--- RAW RECORDS ---

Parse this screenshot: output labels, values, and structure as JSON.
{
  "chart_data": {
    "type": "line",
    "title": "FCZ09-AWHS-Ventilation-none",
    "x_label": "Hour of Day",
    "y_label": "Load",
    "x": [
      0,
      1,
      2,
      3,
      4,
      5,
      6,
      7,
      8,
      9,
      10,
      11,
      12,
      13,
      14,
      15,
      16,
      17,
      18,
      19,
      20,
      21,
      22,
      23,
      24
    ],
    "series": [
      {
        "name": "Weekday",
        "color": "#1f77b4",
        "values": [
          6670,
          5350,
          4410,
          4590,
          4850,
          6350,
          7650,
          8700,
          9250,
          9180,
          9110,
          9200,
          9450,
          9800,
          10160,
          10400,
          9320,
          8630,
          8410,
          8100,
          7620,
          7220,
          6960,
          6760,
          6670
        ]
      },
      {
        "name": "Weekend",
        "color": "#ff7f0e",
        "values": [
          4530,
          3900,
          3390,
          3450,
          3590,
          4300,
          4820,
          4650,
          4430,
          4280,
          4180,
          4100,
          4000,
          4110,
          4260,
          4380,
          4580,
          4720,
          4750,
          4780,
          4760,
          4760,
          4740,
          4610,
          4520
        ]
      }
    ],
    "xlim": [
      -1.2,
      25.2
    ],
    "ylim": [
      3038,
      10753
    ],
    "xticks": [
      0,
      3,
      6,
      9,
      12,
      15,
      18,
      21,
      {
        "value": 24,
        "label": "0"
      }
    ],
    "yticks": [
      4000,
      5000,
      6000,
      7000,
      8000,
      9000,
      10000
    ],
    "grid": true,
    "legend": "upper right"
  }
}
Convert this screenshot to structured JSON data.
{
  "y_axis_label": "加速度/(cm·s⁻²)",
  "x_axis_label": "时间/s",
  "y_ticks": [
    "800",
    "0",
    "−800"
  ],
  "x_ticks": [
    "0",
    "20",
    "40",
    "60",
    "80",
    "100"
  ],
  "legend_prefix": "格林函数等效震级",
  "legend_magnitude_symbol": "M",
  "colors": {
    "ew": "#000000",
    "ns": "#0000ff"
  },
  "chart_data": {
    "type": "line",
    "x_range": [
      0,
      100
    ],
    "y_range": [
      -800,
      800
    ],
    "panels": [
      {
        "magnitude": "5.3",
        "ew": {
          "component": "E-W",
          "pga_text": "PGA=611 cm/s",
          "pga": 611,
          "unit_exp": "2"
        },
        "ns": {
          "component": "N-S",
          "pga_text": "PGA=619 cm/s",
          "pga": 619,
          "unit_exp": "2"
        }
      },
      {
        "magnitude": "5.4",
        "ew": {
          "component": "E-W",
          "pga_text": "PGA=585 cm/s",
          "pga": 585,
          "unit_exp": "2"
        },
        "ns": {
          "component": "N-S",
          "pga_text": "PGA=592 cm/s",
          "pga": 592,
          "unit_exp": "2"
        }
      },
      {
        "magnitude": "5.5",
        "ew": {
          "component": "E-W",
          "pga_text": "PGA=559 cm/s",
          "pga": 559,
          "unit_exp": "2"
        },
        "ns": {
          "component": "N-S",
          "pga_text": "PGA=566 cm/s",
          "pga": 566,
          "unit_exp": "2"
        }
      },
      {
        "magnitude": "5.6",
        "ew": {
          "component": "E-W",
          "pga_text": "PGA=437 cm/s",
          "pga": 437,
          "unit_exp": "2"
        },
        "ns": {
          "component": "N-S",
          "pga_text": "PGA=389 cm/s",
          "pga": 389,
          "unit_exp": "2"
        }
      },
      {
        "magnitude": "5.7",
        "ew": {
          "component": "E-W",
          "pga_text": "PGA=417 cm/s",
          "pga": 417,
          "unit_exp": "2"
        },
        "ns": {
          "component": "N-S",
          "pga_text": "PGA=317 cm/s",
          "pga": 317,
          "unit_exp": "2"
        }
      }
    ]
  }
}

---

### [EXERCISE INSTRUCTIONS]
Write out every line of the records exactly.

### [EXERCISE SOLUTION]
Parse this screenshot: output labels, values, and structure as JSON.
{
  "chart_data": {
    "type": "line",
    "title": "FCZ09-AWHS-Ventilation-none",
    "x_label": "Hour of Day",
    "y_label": "Load",
    "x": [
      0,
      1,
      2,
      3,
      4,
      5,
      6,
      7,
      8,
      9,
      10,
      11,
      12,
      13,
      14,
      15,
      16,
      17,
      18,
      19,
      20,
      21,
      22,
      23,
      24
    ],
    "series": [
      {
        "name": "Weekday",
        "color": "#1f77b4",
        "values": [
          6670,
          5350,
          4410,
          4590,
          4850,
          6350,
          7650,
          8700,
          9250,
          9180,
          9110,
          9200,
          9450,
          9800,
          10160,
          10400,
          9320,
          8630,
          8410,
          8100,
          7620,
          7220,
          6960,
          6760,
          6670
        ]
      },
      {
        "name": "Weekend",
        "color": "#ff7f0e",
        "values": [
          4530,
          3900,
          3390,
          3450,
          3590,
          4300,
          4820,
          4650,
          4430,
          4280,
          4180,
          4100,
          4000,
          4110,
          4260,
          4380,
          4580,
          4720,
          4750,
          4780,
          4760,
          4760,
          4740,
          4610,
          4520
        ]
      }
    ],
    "xlim": [
      -1.2,
      25.2
    ],
    "ylim": [
      3038,
      10753
    ],
    "xticks": [
      0,
      3,
      6,
      9,
      12,
      15,
      18,
      21,
      {
        "value": 24,
        "label": "0"
      }
    ],
    "yticks": [
      4000,
      5000,
      6000,
      7000,
      8000,
      9000,
      10000
    ],
    "grid": true,
    "legend": "upper right"
  }
}
Convert this screenshot to structured JSON data.
{
  "y_axis_label": "加速度/(cm·s⁻²)",
  "x_axis_label": "时间/s",
  "y_ticks": [
    "800",
    "0",
    "−800"
  ],
  "x_ticks": [
    "0",
    "20",
    "40",
    "60",
    "80",
    "100"
  ],
  "legend_prefix": "格林函数等效震级",
  "legend_magnitude_symbol": "M",
  "colors": {
    "ew": "#000000",
    "ns": "#0000ff"
  },
  "chart_data": {
    "type": "line",
    "x_range": [
      0,
      100
    ],
    "y_range": [
      -800,
      800
    ],
    "panels": [
      {
        "magnitude": "5.3",
        "ew": {
          "component": "E-W",
          "pga_text": "PGA=611 cm/s",
          "pga": 611,
          "unit_exp": "2"
        },
        "ns": {
          "component": "N-S",
          "pga_text": "PGA=619 cm/s",
          "pga": 619,
          "unit_exp": "2"
        }
      },
      {
        "magnitude": "5.4",
        "ew": {
          "component": "E-W",
          "pga_text": "PGA=585 cm/s",
          "pga": 585,
          "unit_exp": "2"
        },
        "ns": {
          "component": "N-S",
          "pga_text": "PGA=592 cm/s",
          "pga": 592,
          "unit_exp": "2"
        }
      },
      {
        "magnitude": "5.5",
        "ew": {
          "component": "E-W",
          "pga_text": "PGA=559 cm/s",
          "pga": 559,
          "unit_exp": "2"
        },
        "ns": {
          "component": "N-S",
          "pga_text": "PGA=566 cm/s",
          "pga": 566,
          "unit_exp": "2"
        }
      },
      {
        "magnitude": "5.6",
        "ew": {
          "component": "E-W",
          "pga_text": "PGA=437 cm/s",
          "pga": 437,
          "unit_exp": "2"
        },
        "ns": {
          "component": "N-S",
          "pga_text": "PGA=389 cm/s",
          "pga": 389,
          "unit_exp": "2"
        }
      },
      {
        "magnitude": "5.7",
        "ew": {
          "component": "E-W",
          "pga_text": "PGA=417 cm/s",
          "pga": 417,
          "unit_exp": "2"
        },
        "ns": {
          "component": "N-S",
          "pga_text": "PGA=317 cm/s",
          "pga": 317,
          "unit_exp": "2"
        }
      }
    ]
  }
}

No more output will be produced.